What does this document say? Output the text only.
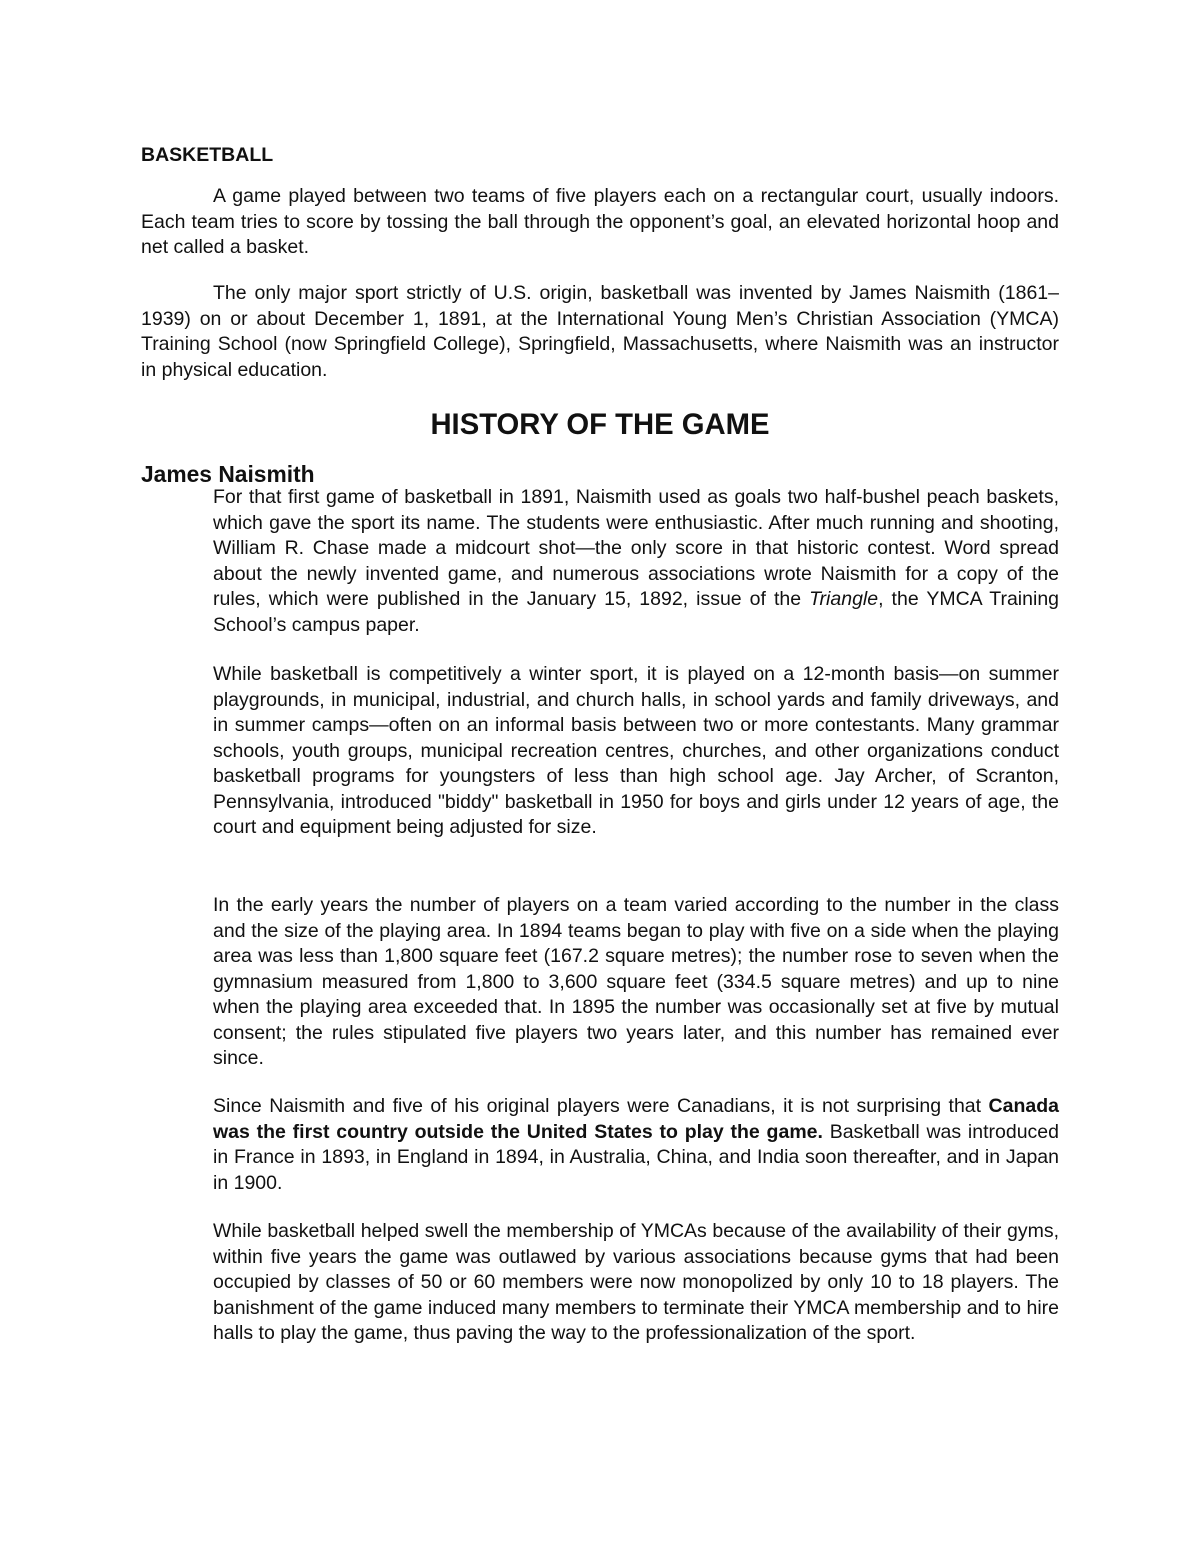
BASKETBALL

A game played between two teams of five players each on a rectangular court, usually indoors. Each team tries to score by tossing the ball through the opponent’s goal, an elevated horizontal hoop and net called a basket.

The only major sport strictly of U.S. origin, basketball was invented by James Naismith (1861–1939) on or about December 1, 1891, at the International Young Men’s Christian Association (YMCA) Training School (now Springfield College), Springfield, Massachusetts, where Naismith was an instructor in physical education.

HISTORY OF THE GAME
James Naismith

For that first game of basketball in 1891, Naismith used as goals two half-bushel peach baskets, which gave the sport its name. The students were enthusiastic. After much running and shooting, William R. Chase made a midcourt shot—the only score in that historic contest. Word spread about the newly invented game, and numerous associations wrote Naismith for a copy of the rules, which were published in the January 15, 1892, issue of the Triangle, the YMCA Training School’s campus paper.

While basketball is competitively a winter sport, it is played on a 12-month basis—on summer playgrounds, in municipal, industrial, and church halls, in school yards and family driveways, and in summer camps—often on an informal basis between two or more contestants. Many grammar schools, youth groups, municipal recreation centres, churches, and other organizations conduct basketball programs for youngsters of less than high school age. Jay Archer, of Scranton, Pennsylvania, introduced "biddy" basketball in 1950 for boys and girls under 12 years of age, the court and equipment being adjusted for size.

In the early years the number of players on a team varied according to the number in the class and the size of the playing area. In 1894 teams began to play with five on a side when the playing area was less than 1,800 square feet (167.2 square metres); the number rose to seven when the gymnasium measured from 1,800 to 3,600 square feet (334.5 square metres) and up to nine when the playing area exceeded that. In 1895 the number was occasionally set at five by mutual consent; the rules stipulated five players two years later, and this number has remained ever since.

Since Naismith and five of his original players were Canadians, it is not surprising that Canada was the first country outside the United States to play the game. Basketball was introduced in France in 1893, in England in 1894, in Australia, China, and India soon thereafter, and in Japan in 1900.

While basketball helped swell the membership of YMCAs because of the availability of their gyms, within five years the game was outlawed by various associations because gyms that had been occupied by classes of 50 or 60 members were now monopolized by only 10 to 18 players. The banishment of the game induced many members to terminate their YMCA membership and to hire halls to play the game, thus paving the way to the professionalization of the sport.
----------
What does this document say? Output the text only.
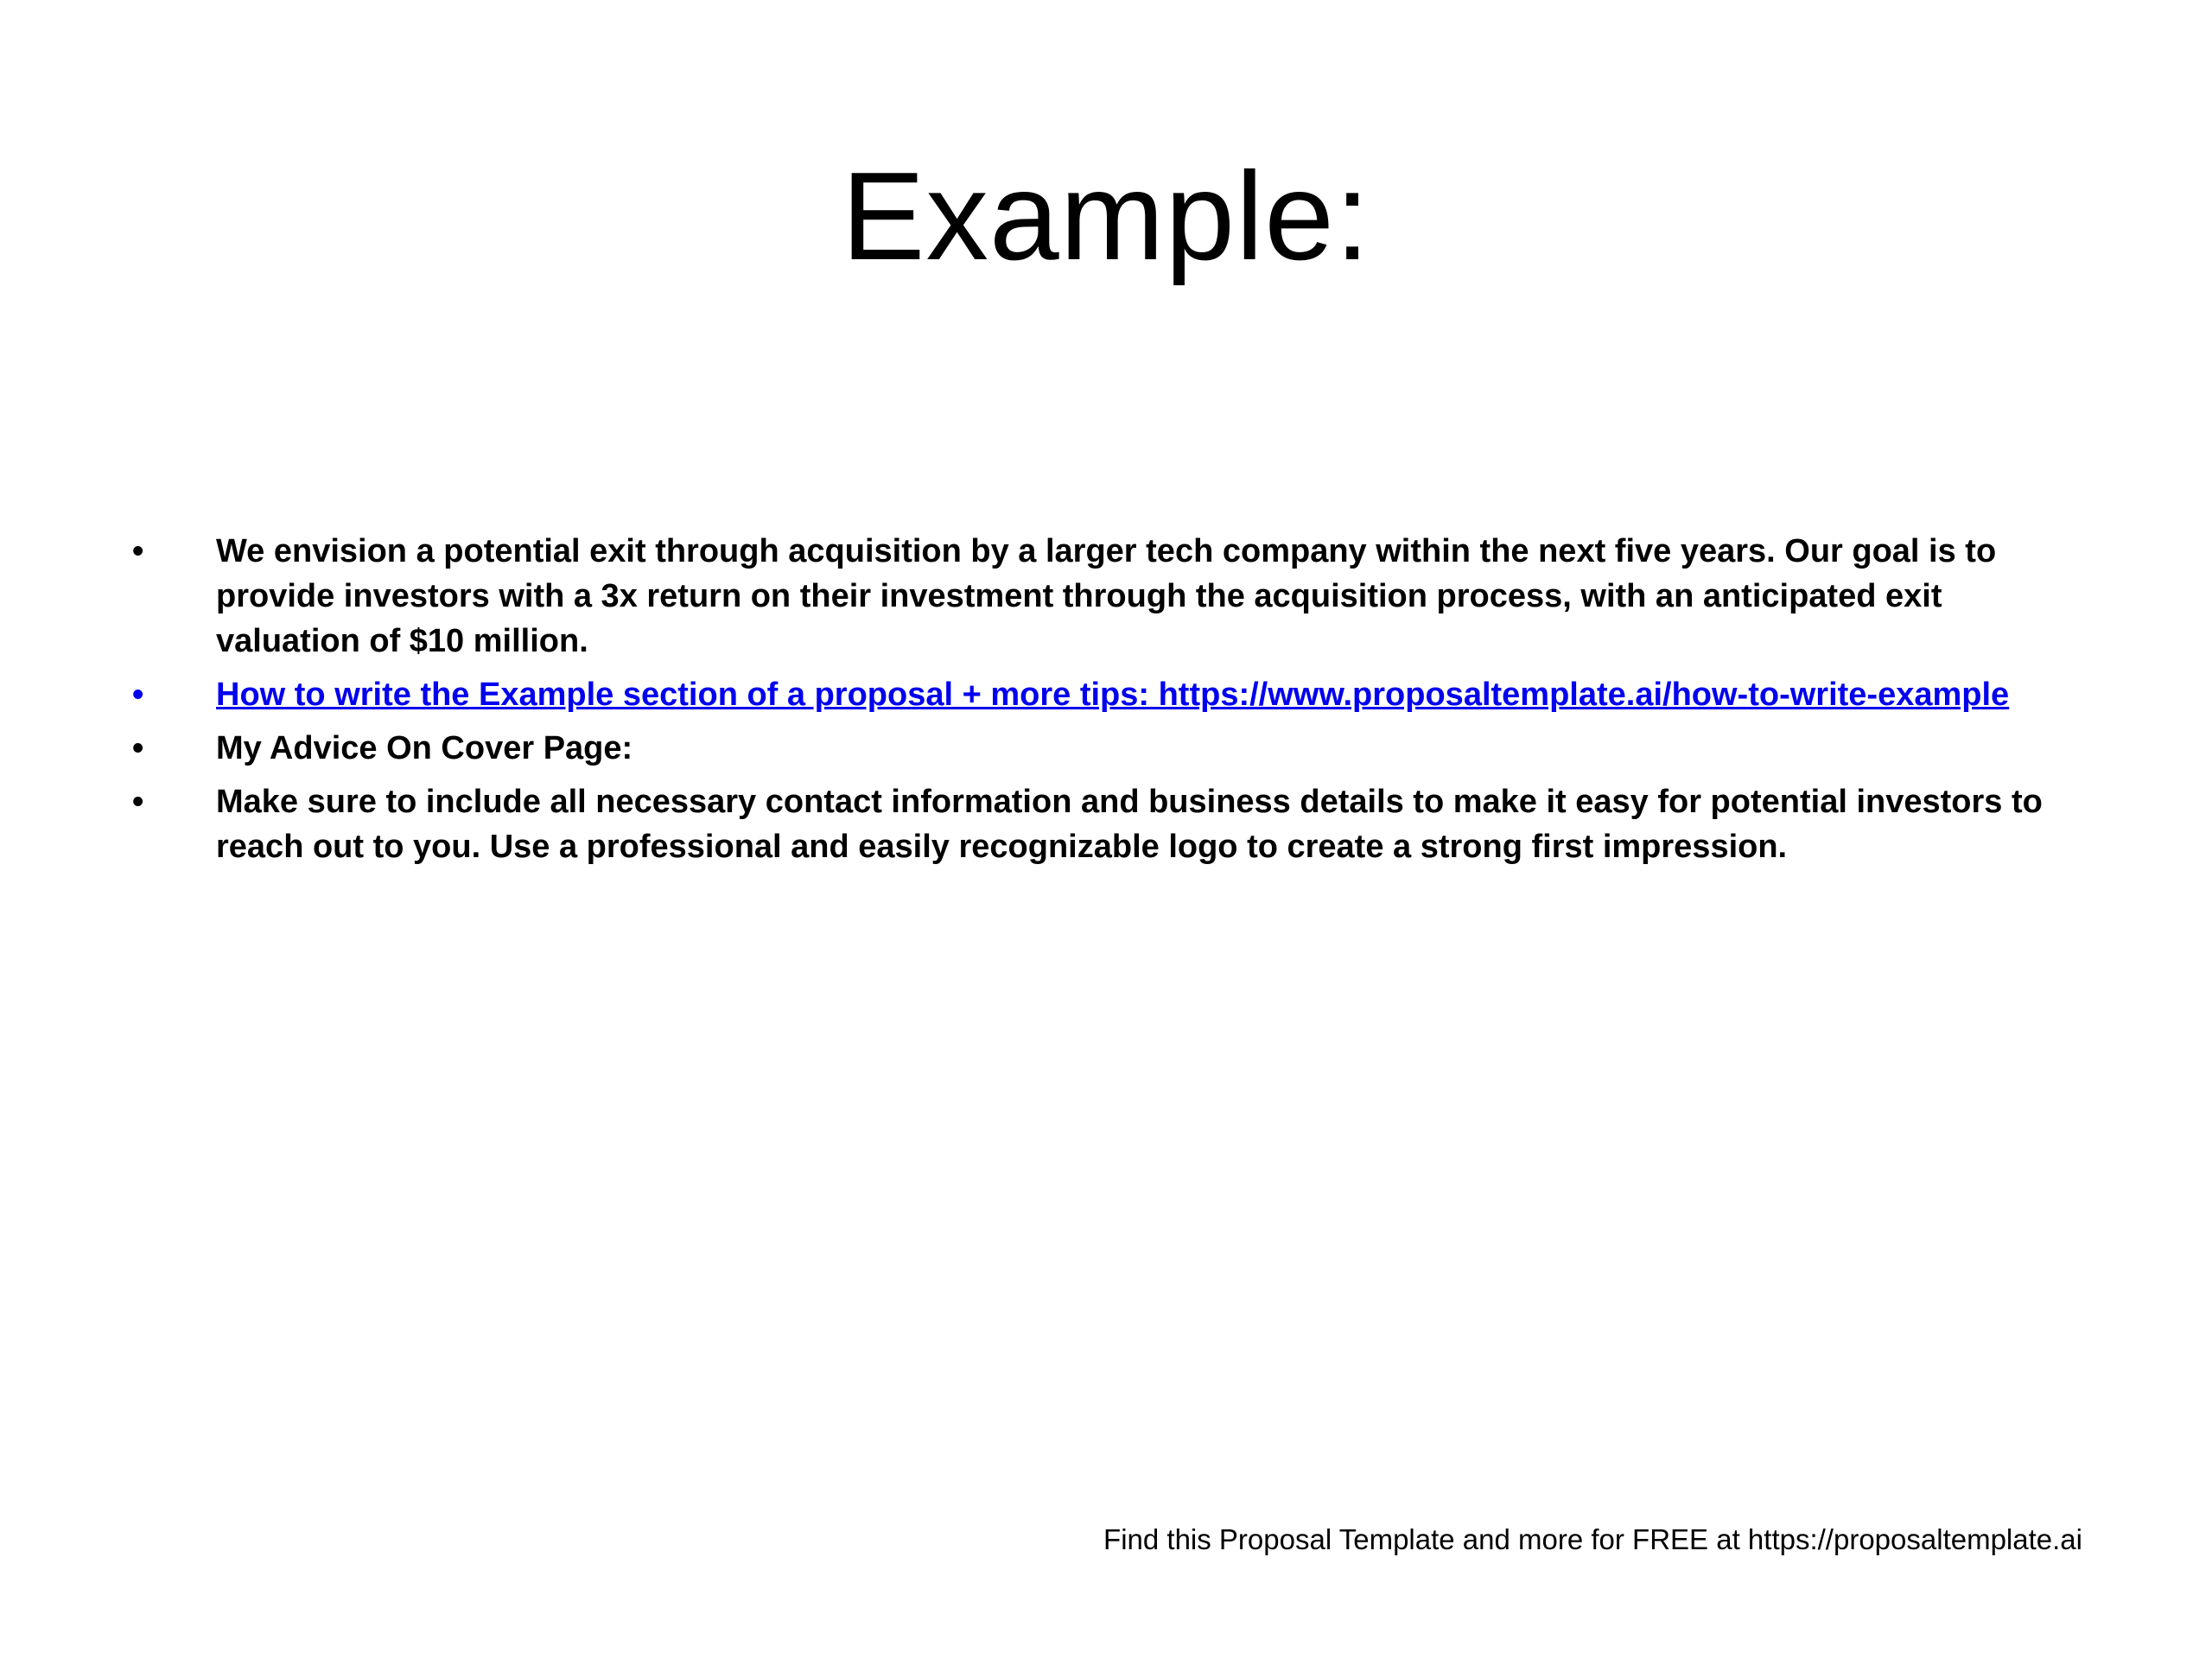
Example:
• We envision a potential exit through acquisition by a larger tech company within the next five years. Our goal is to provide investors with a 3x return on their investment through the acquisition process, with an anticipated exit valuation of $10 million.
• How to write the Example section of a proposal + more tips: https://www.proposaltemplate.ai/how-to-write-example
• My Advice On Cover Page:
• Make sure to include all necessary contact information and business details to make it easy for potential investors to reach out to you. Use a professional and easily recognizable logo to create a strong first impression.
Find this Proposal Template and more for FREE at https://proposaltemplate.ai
----------
→ EXERCISE GOAL: Among the records above, find each line holding the string "https" and pull it out.

→ RESPONSE BELOW:
• How to write the Example section of a proposal + more tips: https://www.proposaltemplate.ai/how-to-write-example
Find this Proposal Template and more for FREE at https://proposaltemplate.ai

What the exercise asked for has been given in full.